PROBLEM DETAILS. Go through the data below. Pull out every line that has the word "this".

┄┄┄┄┄┄┄┄┄┄

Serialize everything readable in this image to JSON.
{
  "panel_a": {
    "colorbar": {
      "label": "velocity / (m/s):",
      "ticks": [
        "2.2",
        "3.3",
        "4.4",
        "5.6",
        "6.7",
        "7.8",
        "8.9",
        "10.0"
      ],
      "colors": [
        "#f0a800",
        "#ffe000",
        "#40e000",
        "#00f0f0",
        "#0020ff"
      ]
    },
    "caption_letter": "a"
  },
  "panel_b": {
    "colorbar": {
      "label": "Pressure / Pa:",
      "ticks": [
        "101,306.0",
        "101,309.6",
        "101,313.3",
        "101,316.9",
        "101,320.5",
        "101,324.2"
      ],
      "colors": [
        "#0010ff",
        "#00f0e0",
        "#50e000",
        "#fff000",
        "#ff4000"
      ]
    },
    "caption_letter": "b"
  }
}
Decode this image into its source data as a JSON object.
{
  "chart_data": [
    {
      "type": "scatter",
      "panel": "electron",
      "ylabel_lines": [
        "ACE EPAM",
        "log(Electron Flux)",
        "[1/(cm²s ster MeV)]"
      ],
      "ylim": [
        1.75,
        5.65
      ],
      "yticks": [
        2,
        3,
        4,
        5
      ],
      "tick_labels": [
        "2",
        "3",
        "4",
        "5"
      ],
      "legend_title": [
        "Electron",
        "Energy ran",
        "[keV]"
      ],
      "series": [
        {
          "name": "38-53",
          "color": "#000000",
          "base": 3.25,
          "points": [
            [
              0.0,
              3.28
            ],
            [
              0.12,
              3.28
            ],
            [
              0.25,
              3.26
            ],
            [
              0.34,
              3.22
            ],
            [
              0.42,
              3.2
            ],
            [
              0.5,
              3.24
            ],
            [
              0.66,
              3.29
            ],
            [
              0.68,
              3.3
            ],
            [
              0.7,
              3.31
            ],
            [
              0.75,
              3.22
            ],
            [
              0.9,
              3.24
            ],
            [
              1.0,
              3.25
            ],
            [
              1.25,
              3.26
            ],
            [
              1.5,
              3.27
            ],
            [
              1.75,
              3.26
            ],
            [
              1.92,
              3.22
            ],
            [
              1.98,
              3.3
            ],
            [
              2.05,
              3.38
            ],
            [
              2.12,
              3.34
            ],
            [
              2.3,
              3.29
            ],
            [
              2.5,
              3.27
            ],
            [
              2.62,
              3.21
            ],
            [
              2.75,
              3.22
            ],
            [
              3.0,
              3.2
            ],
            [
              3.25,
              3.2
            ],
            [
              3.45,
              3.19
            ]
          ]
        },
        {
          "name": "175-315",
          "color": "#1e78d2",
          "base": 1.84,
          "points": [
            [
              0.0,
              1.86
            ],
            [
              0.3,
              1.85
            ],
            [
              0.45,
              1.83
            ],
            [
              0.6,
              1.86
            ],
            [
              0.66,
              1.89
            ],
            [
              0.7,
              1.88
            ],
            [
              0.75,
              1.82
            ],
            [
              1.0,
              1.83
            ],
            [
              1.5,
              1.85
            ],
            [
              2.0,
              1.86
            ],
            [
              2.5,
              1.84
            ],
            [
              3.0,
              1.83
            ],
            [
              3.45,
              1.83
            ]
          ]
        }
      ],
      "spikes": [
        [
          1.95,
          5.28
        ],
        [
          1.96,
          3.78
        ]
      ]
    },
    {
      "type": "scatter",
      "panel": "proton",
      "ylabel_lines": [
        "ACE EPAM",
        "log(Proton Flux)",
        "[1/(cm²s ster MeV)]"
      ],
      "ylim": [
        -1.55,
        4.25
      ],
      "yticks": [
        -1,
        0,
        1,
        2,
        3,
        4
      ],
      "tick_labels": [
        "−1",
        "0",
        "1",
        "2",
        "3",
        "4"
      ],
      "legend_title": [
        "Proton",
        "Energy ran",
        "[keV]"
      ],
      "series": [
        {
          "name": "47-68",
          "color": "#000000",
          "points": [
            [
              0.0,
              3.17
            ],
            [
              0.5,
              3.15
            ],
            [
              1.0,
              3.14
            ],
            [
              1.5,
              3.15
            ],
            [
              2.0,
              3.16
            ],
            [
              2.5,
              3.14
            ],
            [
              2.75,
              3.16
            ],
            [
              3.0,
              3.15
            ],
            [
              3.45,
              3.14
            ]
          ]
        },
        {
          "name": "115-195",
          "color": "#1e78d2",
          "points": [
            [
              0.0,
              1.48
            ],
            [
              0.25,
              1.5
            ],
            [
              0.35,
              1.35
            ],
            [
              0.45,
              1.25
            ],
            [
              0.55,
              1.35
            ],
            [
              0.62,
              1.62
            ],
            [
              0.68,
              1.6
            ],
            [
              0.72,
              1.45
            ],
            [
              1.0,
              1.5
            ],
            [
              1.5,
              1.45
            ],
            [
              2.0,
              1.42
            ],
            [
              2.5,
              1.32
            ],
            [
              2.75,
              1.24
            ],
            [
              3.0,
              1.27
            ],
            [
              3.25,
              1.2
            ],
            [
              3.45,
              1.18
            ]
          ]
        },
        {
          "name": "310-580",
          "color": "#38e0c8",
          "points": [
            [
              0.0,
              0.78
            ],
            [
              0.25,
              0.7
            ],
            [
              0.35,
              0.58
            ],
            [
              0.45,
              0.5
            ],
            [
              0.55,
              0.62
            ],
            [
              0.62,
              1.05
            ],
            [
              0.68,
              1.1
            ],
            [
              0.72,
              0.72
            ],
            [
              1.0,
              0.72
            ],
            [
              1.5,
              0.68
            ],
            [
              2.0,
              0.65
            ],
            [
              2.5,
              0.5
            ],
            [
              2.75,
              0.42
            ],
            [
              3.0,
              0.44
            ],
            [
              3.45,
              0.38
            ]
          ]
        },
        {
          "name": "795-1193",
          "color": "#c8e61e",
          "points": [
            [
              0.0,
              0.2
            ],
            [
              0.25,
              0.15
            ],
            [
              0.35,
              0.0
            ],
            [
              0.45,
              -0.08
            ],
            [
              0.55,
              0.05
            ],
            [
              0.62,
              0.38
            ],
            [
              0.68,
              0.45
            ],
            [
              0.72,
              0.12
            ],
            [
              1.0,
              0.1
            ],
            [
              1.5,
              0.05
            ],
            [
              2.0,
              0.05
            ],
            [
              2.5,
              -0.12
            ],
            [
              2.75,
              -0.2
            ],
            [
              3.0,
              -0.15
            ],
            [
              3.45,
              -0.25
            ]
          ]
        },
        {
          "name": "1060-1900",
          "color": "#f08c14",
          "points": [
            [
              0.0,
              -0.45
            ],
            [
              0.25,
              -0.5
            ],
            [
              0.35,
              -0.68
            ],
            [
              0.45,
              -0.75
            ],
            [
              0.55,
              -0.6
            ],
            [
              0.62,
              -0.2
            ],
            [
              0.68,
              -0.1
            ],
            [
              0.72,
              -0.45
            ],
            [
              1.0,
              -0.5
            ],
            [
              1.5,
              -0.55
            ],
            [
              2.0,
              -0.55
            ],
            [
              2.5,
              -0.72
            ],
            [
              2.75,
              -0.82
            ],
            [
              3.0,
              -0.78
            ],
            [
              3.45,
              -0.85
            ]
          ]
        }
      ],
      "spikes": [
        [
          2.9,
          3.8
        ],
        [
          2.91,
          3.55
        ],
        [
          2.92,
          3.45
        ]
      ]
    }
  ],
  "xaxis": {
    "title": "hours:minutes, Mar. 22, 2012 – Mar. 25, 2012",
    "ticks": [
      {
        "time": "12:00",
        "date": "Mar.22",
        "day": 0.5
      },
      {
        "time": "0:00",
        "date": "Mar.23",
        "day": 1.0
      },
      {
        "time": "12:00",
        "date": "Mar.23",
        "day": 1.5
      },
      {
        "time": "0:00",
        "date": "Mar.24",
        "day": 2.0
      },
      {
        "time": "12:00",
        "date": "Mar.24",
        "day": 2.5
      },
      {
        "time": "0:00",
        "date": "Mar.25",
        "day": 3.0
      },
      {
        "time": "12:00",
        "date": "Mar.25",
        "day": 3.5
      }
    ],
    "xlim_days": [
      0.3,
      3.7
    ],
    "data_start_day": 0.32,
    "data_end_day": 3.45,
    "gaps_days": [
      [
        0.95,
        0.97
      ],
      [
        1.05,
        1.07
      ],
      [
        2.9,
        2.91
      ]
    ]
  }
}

┄┄┄┄┄┄┄┄┄┄

ANSWER BELOW.
Serialize everything readable in this image to JSON.
Decode this image into its source data as a JSON object.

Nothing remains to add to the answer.